Provided material start

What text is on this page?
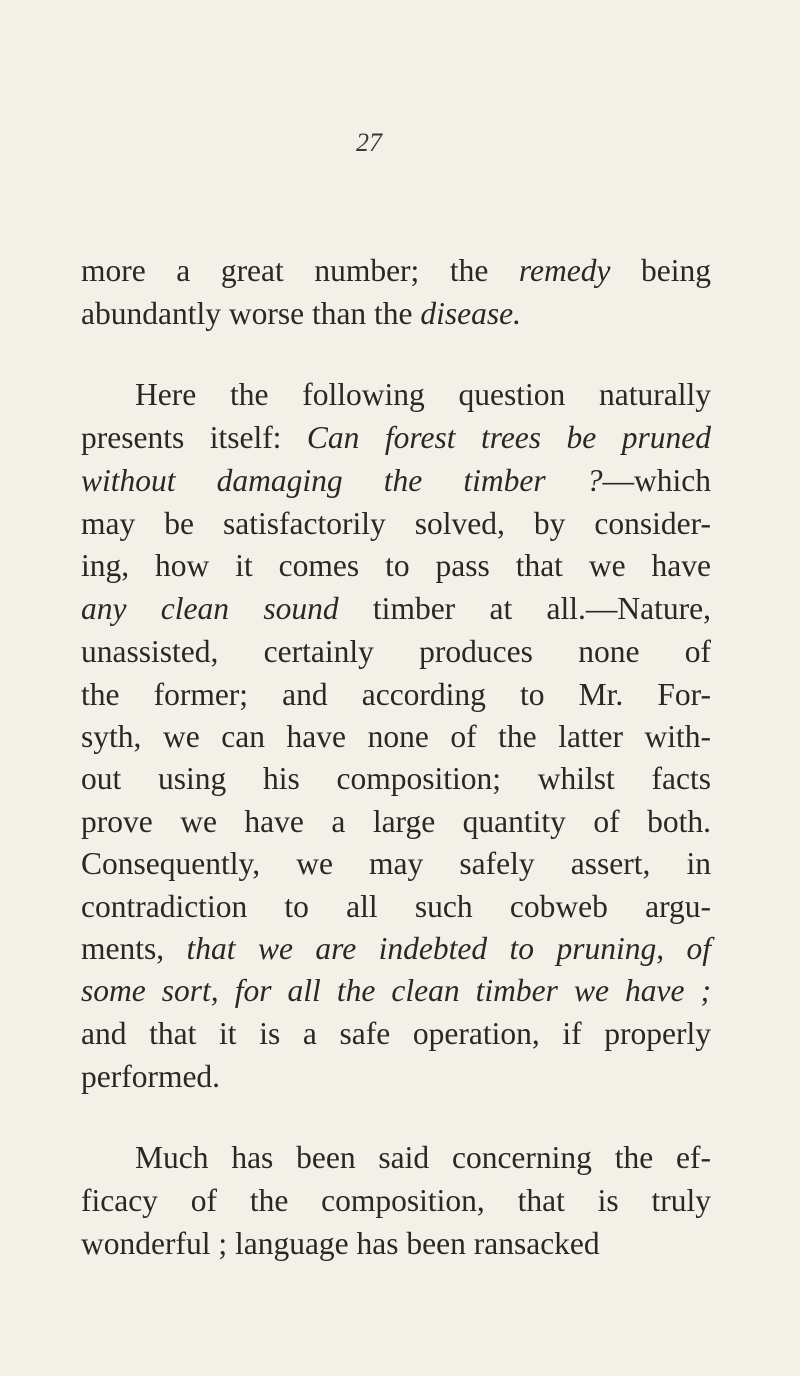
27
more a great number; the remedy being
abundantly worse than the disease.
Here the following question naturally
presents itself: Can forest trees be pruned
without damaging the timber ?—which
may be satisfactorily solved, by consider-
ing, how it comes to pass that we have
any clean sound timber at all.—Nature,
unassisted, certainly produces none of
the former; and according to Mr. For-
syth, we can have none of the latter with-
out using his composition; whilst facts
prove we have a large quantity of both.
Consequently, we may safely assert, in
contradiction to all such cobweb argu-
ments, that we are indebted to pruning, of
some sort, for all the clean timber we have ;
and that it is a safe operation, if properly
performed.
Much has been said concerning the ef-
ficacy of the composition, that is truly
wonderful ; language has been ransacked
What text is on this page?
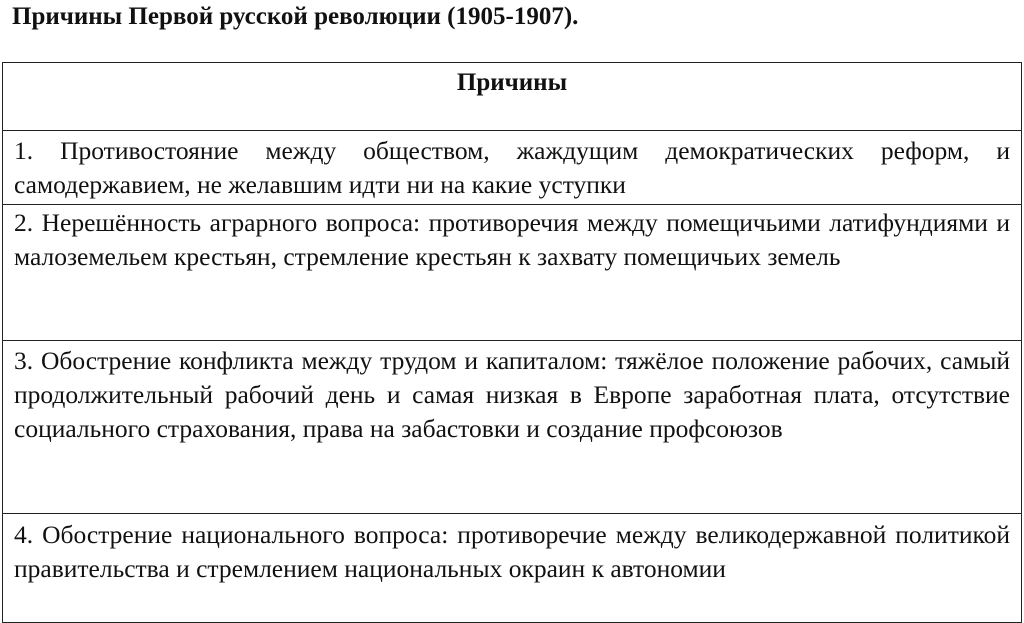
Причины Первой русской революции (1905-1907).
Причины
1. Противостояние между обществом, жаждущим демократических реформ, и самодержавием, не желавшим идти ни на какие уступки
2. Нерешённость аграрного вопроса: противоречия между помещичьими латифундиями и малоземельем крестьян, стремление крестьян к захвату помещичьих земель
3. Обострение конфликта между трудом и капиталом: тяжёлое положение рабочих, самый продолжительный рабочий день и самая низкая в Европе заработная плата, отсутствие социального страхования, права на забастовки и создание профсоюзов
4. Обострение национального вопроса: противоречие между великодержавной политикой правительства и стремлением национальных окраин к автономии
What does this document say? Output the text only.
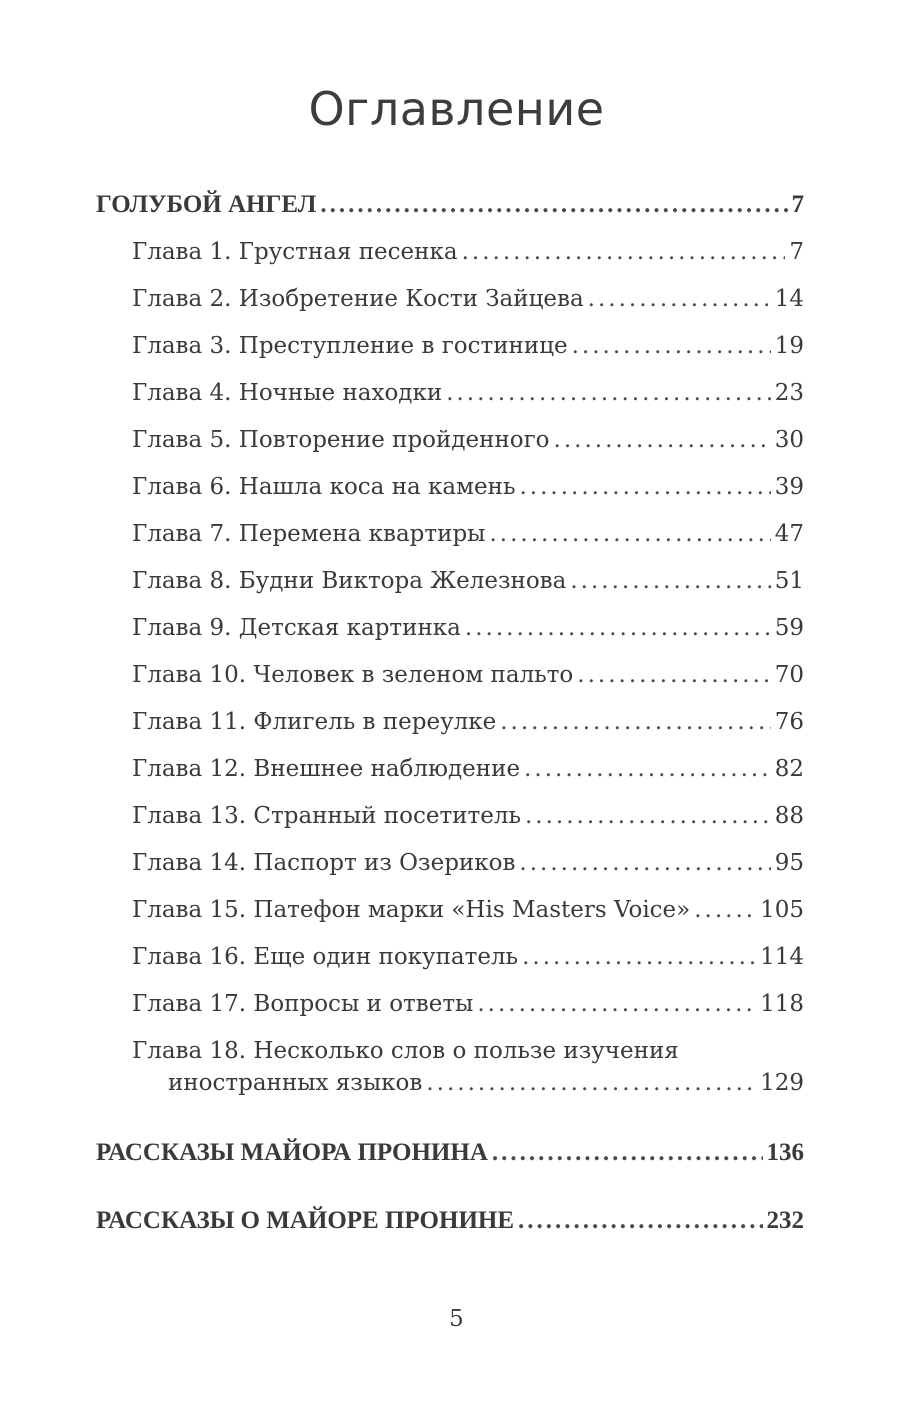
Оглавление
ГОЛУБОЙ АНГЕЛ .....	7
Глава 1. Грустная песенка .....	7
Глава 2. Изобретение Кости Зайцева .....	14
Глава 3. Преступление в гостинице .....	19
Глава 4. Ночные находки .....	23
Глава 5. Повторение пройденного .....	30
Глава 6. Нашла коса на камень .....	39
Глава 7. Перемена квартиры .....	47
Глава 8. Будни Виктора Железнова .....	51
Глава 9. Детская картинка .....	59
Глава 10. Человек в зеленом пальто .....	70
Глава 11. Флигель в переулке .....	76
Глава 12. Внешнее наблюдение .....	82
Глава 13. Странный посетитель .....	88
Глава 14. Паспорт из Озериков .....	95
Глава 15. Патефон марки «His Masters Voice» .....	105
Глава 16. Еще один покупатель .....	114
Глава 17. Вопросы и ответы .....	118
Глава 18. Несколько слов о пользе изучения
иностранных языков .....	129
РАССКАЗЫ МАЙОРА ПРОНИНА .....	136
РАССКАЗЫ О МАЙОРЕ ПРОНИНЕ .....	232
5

Provided material end
Provided material start

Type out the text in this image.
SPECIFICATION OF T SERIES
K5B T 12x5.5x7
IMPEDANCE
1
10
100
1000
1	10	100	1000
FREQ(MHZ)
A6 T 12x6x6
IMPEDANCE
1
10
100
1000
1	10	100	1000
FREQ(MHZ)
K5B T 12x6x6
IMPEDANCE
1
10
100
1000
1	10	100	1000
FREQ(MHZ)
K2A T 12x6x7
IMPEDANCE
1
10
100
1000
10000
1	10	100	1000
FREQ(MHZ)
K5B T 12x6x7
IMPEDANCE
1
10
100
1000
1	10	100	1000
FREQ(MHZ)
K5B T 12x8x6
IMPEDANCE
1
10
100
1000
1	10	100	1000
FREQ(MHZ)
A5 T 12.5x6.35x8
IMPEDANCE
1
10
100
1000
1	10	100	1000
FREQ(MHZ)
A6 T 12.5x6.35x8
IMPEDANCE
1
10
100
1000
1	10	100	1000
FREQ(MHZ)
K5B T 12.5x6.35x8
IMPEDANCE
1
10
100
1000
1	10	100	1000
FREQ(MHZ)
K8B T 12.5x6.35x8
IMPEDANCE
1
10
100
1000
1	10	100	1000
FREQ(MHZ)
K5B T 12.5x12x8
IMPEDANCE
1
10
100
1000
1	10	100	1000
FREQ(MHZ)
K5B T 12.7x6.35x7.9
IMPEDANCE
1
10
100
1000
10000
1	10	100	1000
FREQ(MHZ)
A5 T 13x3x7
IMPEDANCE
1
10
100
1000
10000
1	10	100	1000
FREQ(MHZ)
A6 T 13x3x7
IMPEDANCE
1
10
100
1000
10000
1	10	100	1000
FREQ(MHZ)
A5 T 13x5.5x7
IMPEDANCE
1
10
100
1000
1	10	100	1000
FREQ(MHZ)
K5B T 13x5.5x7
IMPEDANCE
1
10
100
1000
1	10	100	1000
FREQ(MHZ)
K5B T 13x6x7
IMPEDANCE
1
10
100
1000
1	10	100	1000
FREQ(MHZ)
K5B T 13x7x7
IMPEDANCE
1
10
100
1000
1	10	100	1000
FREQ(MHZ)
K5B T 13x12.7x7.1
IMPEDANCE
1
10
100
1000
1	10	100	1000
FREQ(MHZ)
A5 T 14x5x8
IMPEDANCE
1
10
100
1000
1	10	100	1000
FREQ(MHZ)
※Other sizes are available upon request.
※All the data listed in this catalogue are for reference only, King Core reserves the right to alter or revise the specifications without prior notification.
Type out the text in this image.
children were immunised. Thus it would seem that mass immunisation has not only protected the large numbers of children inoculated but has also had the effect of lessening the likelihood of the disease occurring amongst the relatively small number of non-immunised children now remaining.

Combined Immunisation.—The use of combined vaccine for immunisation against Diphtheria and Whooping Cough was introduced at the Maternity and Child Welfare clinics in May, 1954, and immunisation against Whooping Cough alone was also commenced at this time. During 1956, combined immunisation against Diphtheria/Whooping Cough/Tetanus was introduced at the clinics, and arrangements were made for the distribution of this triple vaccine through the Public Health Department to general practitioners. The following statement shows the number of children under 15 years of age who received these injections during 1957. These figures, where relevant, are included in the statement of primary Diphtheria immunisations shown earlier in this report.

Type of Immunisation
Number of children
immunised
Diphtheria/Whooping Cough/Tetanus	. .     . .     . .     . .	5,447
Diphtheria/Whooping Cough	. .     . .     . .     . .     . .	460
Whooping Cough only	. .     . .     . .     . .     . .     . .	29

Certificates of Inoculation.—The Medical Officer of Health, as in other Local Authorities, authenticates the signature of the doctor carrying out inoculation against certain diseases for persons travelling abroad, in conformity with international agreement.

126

Provided material end

● To do
Locate all lines holding the word "without", then copy them out.

● Answer to the problem
without damaging the timber ?—which
※All the data listed in this catalogue are for reference only, King Core reserves the right to alter or revise the specifications without prior notification.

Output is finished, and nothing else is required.